(Entries taken from a collection)
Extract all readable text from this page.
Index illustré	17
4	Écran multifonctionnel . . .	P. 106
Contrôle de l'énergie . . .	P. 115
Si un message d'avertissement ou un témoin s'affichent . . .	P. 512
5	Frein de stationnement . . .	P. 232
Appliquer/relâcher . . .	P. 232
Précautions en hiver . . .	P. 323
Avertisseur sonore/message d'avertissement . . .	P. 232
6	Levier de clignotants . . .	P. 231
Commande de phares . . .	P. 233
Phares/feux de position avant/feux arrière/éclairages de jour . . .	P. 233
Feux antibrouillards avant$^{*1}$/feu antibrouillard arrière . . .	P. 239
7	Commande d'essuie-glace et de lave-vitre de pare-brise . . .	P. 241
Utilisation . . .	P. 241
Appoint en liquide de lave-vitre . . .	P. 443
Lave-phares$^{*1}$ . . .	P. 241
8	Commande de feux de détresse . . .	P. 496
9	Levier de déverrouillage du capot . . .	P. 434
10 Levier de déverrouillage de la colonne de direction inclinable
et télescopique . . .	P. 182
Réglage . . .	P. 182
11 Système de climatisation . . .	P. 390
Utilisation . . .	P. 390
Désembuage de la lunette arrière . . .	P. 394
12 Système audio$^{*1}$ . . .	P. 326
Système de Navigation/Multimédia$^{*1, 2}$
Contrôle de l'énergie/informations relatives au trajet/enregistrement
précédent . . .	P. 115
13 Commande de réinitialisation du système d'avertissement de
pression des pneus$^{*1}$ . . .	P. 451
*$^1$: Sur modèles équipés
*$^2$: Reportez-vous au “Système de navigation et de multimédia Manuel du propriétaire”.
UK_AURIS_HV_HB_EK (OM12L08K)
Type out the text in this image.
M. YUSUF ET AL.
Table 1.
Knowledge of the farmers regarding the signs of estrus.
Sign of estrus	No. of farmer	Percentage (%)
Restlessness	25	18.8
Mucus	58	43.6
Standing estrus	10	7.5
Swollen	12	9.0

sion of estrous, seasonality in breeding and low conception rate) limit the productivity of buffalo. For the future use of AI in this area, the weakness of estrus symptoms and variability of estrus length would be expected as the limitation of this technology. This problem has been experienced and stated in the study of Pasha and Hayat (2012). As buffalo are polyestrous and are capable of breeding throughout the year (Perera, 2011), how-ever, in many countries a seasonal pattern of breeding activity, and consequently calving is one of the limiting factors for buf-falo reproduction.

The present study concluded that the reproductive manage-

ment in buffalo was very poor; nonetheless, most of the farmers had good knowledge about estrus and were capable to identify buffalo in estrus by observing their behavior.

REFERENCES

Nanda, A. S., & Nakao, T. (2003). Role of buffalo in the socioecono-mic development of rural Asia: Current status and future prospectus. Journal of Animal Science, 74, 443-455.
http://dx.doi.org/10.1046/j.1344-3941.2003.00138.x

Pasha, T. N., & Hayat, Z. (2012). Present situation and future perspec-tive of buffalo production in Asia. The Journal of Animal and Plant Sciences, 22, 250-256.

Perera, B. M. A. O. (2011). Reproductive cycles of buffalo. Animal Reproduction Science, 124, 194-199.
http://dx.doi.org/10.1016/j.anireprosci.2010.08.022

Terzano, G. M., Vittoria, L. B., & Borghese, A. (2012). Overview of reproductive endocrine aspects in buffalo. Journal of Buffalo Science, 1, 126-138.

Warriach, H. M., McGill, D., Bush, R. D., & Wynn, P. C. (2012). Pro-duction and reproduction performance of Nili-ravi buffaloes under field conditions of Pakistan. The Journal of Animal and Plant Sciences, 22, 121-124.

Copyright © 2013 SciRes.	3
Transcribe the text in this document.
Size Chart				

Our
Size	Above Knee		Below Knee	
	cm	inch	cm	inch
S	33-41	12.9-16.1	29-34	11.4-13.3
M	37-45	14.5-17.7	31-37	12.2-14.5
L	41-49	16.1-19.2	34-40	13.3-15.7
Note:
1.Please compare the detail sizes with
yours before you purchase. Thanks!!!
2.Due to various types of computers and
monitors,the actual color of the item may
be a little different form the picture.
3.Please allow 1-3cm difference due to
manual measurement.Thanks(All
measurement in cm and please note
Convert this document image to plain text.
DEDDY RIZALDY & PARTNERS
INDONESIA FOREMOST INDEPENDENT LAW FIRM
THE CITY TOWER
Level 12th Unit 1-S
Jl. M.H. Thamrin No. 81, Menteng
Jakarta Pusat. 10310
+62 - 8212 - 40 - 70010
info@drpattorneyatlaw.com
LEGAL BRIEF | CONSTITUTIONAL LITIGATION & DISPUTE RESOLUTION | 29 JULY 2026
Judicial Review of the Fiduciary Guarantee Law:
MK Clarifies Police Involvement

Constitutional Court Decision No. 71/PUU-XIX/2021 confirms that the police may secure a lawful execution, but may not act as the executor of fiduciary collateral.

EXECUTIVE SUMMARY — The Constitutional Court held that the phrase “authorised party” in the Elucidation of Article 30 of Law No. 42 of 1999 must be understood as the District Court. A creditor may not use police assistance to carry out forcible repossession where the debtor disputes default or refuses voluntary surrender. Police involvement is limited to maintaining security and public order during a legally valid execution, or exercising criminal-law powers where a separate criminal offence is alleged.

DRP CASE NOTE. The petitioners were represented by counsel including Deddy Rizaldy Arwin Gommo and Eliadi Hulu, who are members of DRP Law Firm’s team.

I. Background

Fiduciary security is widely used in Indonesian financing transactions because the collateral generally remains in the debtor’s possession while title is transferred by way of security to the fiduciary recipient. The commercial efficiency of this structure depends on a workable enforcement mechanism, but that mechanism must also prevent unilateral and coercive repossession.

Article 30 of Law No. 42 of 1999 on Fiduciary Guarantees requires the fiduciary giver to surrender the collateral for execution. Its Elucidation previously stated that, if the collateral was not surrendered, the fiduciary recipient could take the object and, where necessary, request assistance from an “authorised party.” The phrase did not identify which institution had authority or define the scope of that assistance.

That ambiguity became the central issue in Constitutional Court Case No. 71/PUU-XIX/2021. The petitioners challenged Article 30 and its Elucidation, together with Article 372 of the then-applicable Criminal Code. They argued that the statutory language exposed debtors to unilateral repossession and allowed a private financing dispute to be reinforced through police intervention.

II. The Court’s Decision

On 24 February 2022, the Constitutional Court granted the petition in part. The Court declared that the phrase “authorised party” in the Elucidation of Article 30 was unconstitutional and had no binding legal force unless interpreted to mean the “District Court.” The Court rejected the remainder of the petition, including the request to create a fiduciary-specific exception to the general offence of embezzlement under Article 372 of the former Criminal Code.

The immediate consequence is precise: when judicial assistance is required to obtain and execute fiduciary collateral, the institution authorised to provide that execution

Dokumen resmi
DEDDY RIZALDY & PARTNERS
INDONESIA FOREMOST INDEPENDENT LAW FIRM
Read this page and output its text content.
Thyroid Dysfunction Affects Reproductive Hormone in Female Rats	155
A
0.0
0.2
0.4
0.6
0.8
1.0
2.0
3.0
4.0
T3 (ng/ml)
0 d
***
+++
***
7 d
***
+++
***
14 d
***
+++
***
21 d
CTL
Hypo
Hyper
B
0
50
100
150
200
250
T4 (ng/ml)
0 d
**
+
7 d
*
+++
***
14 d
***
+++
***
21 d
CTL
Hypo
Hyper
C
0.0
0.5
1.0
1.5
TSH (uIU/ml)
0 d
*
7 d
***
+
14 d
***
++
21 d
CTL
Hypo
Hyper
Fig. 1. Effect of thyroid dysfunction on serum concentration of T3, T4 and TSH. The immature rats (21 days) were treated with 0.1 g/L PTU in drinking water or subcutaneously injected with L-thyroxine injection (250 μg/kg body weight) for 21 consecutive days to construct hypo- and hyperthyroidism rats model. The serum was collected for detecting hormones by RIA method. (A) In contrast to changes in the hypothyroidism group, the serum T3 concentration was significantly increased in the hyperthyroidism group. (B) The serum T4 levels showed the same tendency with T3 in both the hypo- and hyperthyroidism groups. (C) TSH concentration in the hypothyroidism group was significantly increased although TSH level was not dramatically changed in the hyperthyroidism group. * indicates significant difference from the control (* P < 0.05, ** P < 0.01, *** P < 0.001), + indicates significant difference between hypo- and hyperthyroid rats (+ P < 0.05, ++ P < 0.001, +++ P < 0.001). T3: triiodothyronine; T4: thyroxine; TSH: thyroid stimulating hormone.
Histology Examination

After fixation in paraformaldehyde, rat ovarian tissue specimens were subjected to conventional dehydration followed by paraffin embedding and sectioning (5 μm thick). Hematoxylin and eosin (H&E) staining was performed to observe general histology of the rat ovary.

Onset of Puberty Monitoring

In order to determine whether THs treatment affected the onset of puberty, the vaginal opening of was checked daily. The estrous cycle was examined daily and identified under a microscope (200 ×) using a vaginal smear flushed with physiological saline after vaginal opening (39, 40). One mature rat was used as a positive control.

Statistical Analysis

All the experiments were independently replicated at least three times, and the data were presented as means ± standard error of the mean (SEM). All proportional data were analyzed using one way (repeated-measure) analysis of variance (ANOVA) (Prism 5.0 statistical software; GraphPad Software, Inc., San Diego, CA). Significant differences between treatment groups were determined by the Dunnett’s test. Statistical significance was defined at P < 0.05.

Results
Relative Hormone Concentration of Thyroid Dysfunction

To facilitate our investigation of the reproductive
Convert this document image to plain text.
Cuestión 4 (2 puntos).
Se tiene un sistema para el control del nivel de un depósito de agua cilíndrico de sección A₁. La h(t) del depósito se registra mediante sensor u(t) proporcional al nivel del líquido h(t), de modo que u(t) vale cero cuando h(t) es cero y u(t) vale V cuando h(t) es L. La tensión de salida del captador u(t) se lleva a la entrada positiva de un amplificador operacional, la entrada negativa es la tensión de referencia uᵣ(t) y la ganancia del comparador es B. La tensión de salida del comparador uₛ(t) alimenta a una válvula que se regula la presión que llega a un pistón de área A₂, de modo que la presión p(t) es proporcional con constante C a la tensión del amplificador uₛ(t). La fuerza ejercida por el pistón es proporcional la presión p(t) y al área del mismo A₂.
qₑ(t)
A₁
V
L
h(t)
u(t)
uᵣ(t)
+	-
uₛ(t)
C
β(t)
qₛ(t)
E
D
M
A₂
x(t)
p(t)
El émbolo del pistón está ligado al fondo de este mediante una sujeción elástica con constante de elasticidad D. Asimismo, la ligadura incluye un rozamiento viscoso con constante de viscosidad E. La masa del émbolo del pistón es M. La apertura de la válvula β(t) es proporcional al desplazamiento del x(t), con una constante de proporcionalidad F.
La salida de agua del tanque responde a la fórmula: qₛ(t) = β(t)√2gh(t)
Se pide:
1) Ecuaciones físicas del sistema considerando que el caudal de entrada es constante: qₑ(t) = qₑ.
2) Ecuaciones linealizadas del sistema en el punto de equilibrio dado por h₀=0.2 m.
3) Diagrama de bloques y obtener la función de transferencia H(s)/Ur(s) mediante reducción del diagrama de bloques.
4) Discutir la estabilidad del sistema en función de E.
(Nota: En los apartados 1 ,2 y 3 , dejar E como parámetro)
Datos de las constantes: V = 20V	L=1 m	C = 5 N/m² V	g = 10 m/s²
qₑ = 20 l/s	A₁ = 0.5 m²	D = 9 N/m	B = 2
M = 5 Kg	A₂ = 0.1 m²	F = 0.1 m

■ Written request
Pull every line containing the word "measurement" out of the material.

■ Solution to this problem
manual measurement.Thanks(All
measurement in cm and please note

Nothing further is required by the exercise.